§ Problem to solve
Whenever a line contains the string "this", copy it out of the entries.

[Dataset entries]
+ + + + +

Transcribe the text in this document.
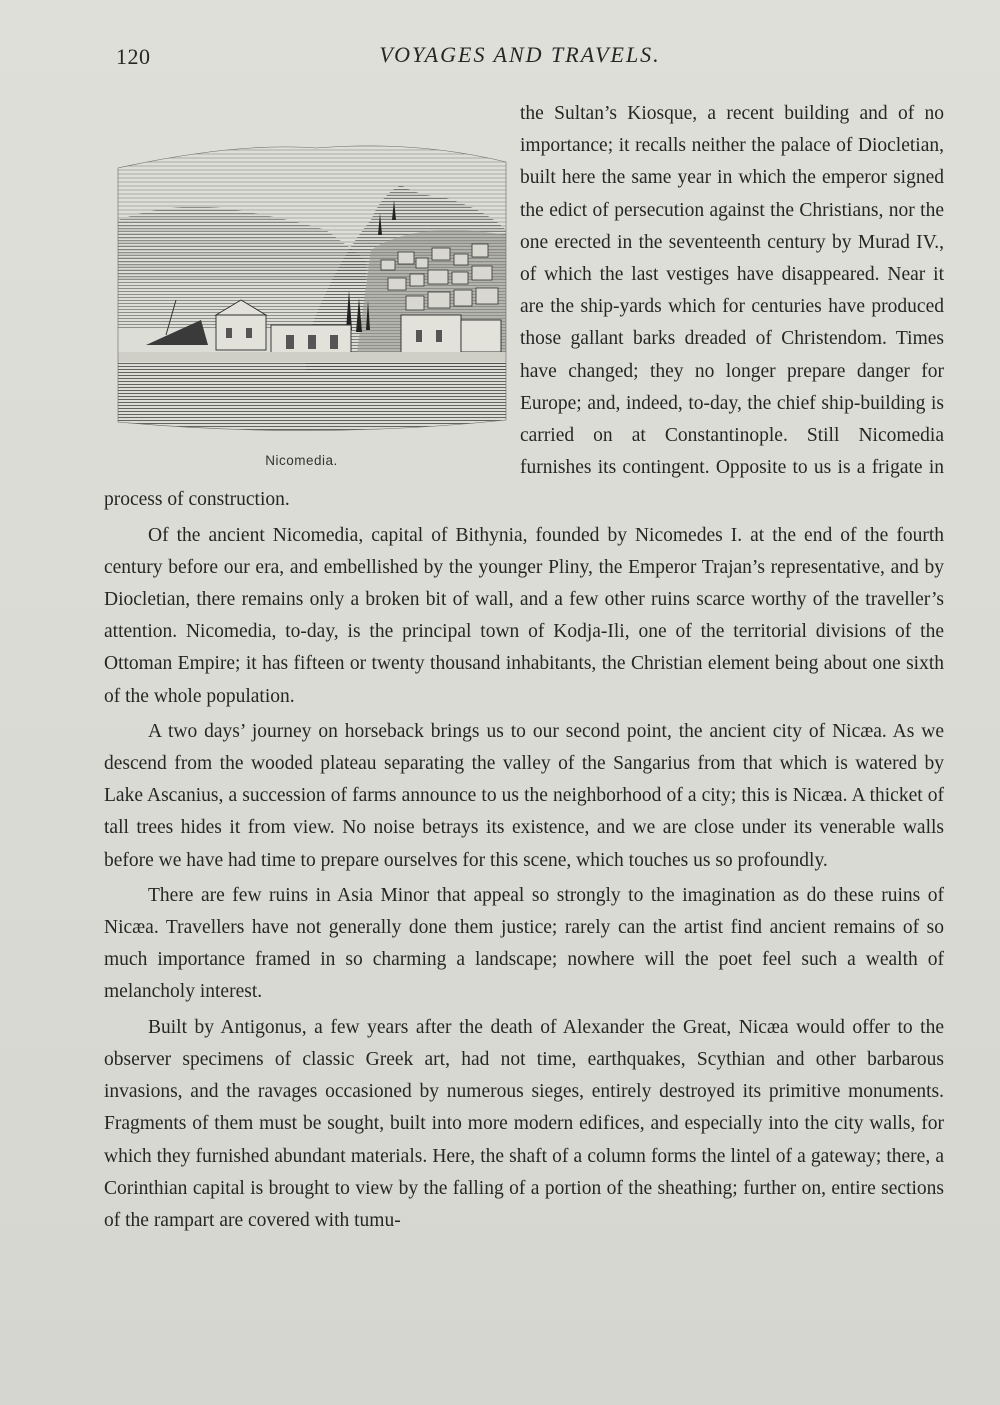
120	VOYAGES AND TRAVELS.
Nicomedia.

the Sultan’s Kiosque, a recent building and of no importance; it recalls neither the palace of Diocletian, built here the same year in which the emperor signed the edict of persecution against the Christians, nor the one erected in the seventeenth century by Murad IV., of which the last vestiges have disappeared. Near it are the ship-yards which for centuries have produced those gallant barks dreaded of Christendom. Times have changed; they no longer prepare danger for Europe; and, indeed, to-day, the chief ship-building is carried on at Constantinople. Still Nicomedia furnishes its contingent. Opposite to us is a frigate in process of construction.

Of the ancient Nicomedia, capital of Bithynia, founded by Nicomedes I. at the end of the fourth century before our era, and embellished by the younger Pliny, the Emperor Trajan’s representative, and by Diocletian, there remains only a broken bit of wall, and a few other ruins scarce worthy of the traveller’s attention. Nicomedia, to-day, is the principal town of Kodja-Ili, one of the territorial divisions of the Ottoman Empire; it has fifteen or twenty thousand inhabitants, the Christian element being about one sixth of the whole population.

A two days’ journey on horseback brings us to our second point, the ancient city of Nicæa. As we descend from the wooded plateau separating the valley of the Sangarius from that which is watered by Lake Ascanius, a succession of farms announce to us the neighborhood of a city; this is Nicæa. A thicket of tall trees hides it from view. No noise betrays its existence, and we are close under its venerable walls before we have had time to prepare ourselves for this scene, which touches us so profoundly.

There are few ruins in Asia Minor that appeal so strongly to the imagination as do these ruins of Nicæa. Travellers have not generally done them justice; rarely can the artist find ancient remains of so much importance framed in so charming a landscape; nowhere will the poet feel such a wealth of melancholy interest.

Built by Antigonus, a few years after the death of Alexander the Great, Nicæa would offer to the observer specimens of classic Greek art, had not time, earthquakes, Scythian and other barbarous invasions, and the ravages occasioned by numerous sieges, entirely destroyed its primitive monuments. Fragments of them must be sought, built into more modern edifices, and especially into the city walls, for which they furnished abundant materials. Here, the shaft of a column forms the lintel of a gateway; there, a Corinthian capital is brought to view by the falling of a portion of the sheathing; further on, entire sections of the rampart are covered with tumu-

+ + + + +

§ Exercise result
Transcribe the text in this document.
A two days’ journey on horseback brings us to our second point, the ancient city of Nicæa. As we descend from the wooded plateau separating the valley of the Sangarius from that which is watered by Lake Ascanius, a succession of farms announce to us the neighborhood of a city; this is Nicæa. A thicket of tall trees hides it from view. No noise betrays its existence, and we are close under its venerable walls before we have had time to prepare ourselves for this scene, which touches us so profoundly.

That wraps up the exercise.